Reproduce every line of the items below verbatim, leaving out the pictures.

/---

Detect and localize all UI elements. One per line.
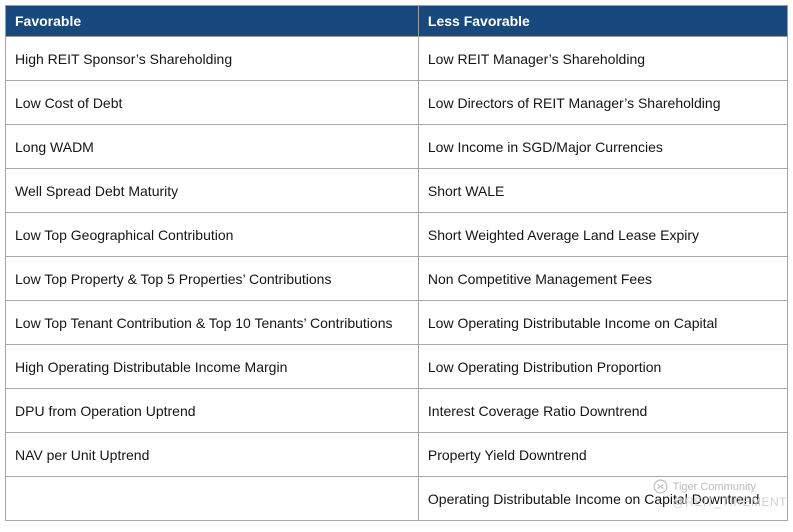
- comparison-table: Favorable Less Favorable High REIT Spons…: [5, 5, 789, 521]
- column-header-less-favorable: Less Favorable: [417, 5, 789, 37]
- header-row: Favorable Less Favorable: [5, 5, 789, 37]
- table-row: High REIT Sponsor’s Shareholding Low REI…: [5, 36, 789, 81]
- table-cell: Short Weighted Average Land Lease Expiry: [417, 212, 789, 257]
- column-header-favorable: Favorable: [5, 5, 419, 37]
- table-cell: Low Cost of Debt: [5, 80, 419, 125]
- table-row: High Operating Distributable Income Marg…: [5, 344, 789, 389]
- table-cell: Low Income in SGD/Major Currencies: [417, 124, 789, 169]
- table-cell: Property Yield Downtrend: [417, 432, 789, 477]
- table-cell: Interest Coverage Ratio Downtrend: [417, 388, 789, 433]
- table-row: DPU from Operation Uptrend Interest Cove…: [5, 388, 789, 433]
- table-cell: Low Top Tenant Contribution & Top 10 Ten…: [5, 300, 419, 345]
- table-cell: NAV per Unit Uptrend: [5, 432, 419, 477]
- table-row: Low Cost of Debt Low Directors of REIT M…: [5, 80, 789, 125]
- table-row: Well Spread Debt Maturity Short WALE: [5, 168, 789, 213]
- table-cell: Low Operating Distribution Proportion: [417, 344, 789, 389]
- table-cell: Non Competitive Management Fees: [417, 256, 789, 301]
- table-cell: Long WADM: [5, 124, 419, 169]
- table-cell: DPU from Operation Uptrend: [5, 388, 419, 433]
- table-page: Favorable Less Favorable High REIT Spons…: [0, 5, 793, 532]
- table-cell: Low Top Property & Top 5 Properties’ Con…: [5, 256, 419, 301]
- table-row: NAV per Unit Uptrend Property Yield Down…: [5, 432, 789, 477]
- table-cell: Low Top Geographical Contribution: [5, 212, 419, 257]
- table-cell: Operating Distributable Income on Capita…: [417, 476, 789, 521]
- table-cell: High Operating Distributable Income Marg…: [5, 344, 419, 389]
- table-row: Low Top Geographical Contribution Short …: [5, 212, 789, 257]
- table-cell: Low Operating Distributable Income on Ca…: [417, 300, 789, 345]
- table-row: Operating Distributable Income on Capita…: [5, 476, 789, 521]
- table-cell: Low Directors of REIT Manager’s Sharehol…: [417, 80, 789, 125]
- table-row: Long WADM Low Income in SGD/Major Curren…: [5, 124, 789, 169]
- table-cell: Low REIT Manager’s Shareholding: [417, 36, 789, 81]
- table-cell: Well Spread Debt Maturity: [5, 168, 419, 213]
- table-cell: High REIT Sponsor’s Shareholding: [5, 36, 419, 81]
- table-cell: Short WALE: [417, 168, 789, 213]
- table-row: Low Top Tenant Contribution & Top 10 Ten…: [5, 300, 789, 345]
- table-cell: [5, 476, 419, 521]
- table-row: Low Top Property & Top 5 Properties’ Con…: [5, 256, 789, 301]
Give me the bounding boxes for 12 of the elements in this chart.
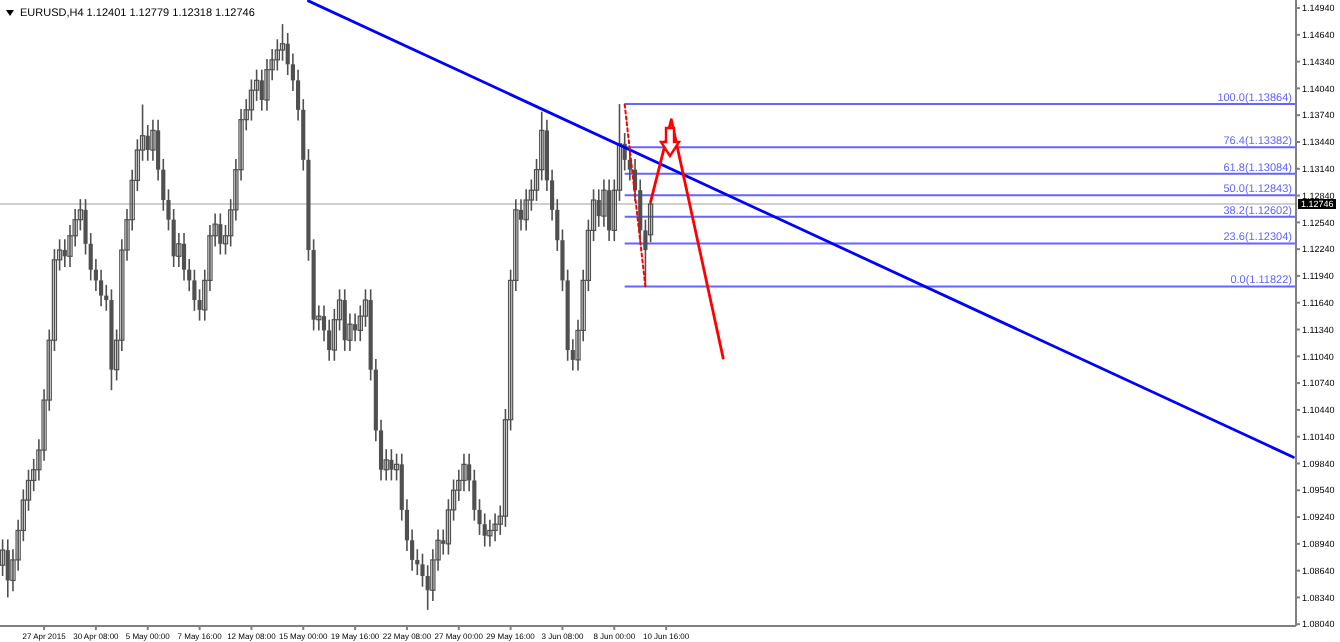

\---

**Correct response**
Detect and localize all UI elements. One per line.
- comparison-table: Favorable Less Favorable High REIT Spons…: [5, 5, 789, 521]
- column-header-less-favorable: Less Favorable: [417, 5, 789, 37]
- header-row: Favorable Less Favorable: [5, 5, 789, 37]
- table-row: High REIT Sponsor’s Shareholding Low REI…: [5, 36, 789, 81]
- table-cell: Short Weighted Average Land Lease Expiry: [417, 212, 789, 257]
- column-header-favorable: Favorable: [5, 5, 419, 37]
- table-cell: Low Cost of Debt: [5, 80, 419, 125]
- table-row: High Operating Distributable Income Marg…: [5, 344, 789, 389]
- table-cell: Low Income in SGD/Major Currencies: [417, 124, 789, 169]
- table-cell: Property Yield Downtrend: [417, 432, 789, 477]
- table-cell: Interest Coverage Ratio Downtrend: [417, 388, 789, 433]
- table-row: DPU from Operation Uptrend Interest Cove…: [5, 388, 789, 433]
- table-cell: Low Top Tenant Contribution & Top 10 Ten…: [5, 300, 419, 345]
- table-cell: NAV per Unit Uptrend: [5, 432, 419, 477]
- table-row: Low Cost of Debt Low Directors of REIT M…: [5, 80, 789, 125]
- table-row: Well Spread Debt Maturity Short WALE: [5, 168, 789, 213]
- table-cell: Low Operating Distribution Proportion: [417, 344, 789, 389]
- table-cell: Non Competitive Management Fees: [417, 256, 789, 301]
- table-cell: Long WADM: [5, 124, 419, 169]
- table-cell: DPU from Operation Uptrend: [5, 388, 419, 433]
- table-page: Favorable Less Favorable High REIT Spons…: [0, 5, 793, 532]
- table-cell: Low Top Property & Top 5 Properties’ Con…: [5, 256, 419, 301]
- table-row: NAV per Unit Uptrend Property Yield Down…: [5, 432, 789, 477]
- table-cell: Low Top Geographical Contribution: [5, 212, 419, 257]
- table-cell: Operating Distributable Income on Capita…: [417, 476, 789, 521]
- table-cell: High Operating Distributable Income Marg…: [5, 344, 419, 389]
- table-row: Low Top Geographical Contribution Short …: [5, 212, 789, 257]
- table-cell: Low Operating Distributable Income on Ca…: [417, 300, 789, 345]
- table-row: Operating Distributable Income on Capita…: [5, 476, 789, 521]
- table-cell: Low Directors of REIT Manager’s Sharehol…: [417, 80, 789, 125]
- table-row: Long WADM Low Income in SGD/Major Curren…: [5, 124, 789, 169]
- table-cell: Low REIT Manager’s Shareholding: [417, 36, 789, 81]
- table-cell: Well Spread Debt Maturity: [5, 168, 419, 213]
- table-cell: High REIT Sponsor’s Shareholding: [5, 36, 419, 81]
- table-cell: Short WALE: [417, 168, 789, 213]
- table-row: Low Top Tenant Contribution & Top 10 Ten…: [5, 300, 789, 345]
- table-cell: [5, 476, 419, 521]
- table-row: Low Top Property & Top 5 Properties’ Con…: [5, 256, 789, 301]
Give me the bounding boxes for 12 of the elements in this chart.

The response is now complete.